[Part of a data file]

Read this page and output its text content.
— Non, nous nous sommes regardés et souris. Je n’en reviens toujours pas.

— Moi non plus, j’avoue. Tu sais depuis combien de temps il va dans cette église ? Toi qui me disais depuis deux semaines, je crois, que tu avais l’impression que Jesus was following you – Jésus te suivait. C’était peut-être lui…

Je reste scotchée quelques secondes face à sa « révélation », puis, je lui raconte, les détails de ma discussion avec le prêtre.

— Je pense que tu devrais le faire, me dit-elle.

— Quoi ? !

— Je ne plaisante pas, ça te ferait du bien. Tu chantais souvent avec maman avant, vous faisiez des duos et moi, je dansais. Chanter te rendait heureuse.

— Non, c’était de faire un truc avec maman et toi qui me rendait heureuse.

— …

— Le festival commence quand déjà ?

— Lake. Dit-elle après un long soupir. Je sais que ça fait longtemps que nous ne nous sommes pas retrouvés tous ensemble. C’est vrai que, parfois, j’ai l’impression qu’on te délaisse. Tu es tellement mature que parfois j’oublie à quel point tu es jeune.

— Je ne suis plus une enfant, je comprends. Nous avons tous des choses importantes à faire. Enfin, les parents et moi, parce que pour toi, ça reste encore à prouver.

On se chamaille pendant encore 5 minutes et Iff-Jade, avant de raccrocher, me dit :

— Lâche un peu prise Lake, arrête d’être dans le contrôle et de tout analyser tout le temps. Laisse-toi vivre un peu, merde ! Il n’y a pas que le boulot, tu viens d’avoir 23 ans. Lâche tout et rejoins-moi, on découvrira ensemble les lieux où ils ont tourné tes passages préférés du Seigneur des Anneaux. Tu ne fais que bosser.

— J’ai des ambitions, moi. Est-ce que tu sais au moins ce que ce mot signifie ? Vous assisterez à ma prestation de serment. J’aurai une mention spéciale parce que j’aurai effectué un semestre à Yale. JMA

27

WHAT THE TASK ASKS: Every record above should be output exactly.

ANSWER FOR THE TASK:
Read this page and output its text content.
— Non, nous nous sommes regardés et souris. Je n’en reviens toujours pas.

— Moi non plus, j’avoue. Tu sais depuis combien de temps il va dans cette église ? Toi qui me disais depuis deux semaines, je crois, que tu avais l’impression que Jesus was following you – Jésus te suivait. C’était peut-être lui…

Je reste scotchée quelques secondes face à sa « révélation », puis, je lui raconte, les détails de ma discussion avec le prêtre.

— Je pense que tu devrais le faire, me dit-elle.

— Quoi ? !

— Je ne plaisante pas, ça te ferait du bien. Tu chantais souvent avec maman avant, vous faisiez des duos et moi, je dansais. Chanter te rendait heureuse.

— Non, c’était de faire un truc avec maman et toi qui me rendait heureuse.

— …

— Le festival commence quand déjà ?

— Lake. Dit-elle après un long soupir. Je sais que ça fait longtemps que nous ne nous sommes pas retrouvés tous ensemble. C’est vrai que, parfois, j’ai l’impression qu’on te délaisse. Tu es tellement mature que parfois j’oublie à quel point tu es jeune.

— Je ne suis plus une enfant, je comprends. Nous avons tous des choses importantes à faire. Enfin, les parents et moi, parce que pour toi, ça reste encore à prouver.

On se chamaille pendant encore 5 minutes et Iff-Jade, avant de raccrocher, me dit :

— Lâche un peu prise Lake, arrête d’être dans le contrôle et de tout analyser tout le temps. Laisse-toi vivre un peu, merde ! Il n’y a pas que le boulot, tu viens d’avoir 23 ans. Lâche tout et rejoins-moi, on découvrira ensemble les lieux où ils ont tourné tes passages préférés du Seigneur des Anneaux. Tu ne fais que bosser.

— J’ai des ambitions, moi. Est-ce que tu sais au moins ce que ce mot signifie ? Vous assisterez à ma prestation de serment. J’aurai une mention spéciale parce que j’aurai effectué un semestre à Yale. JMA

27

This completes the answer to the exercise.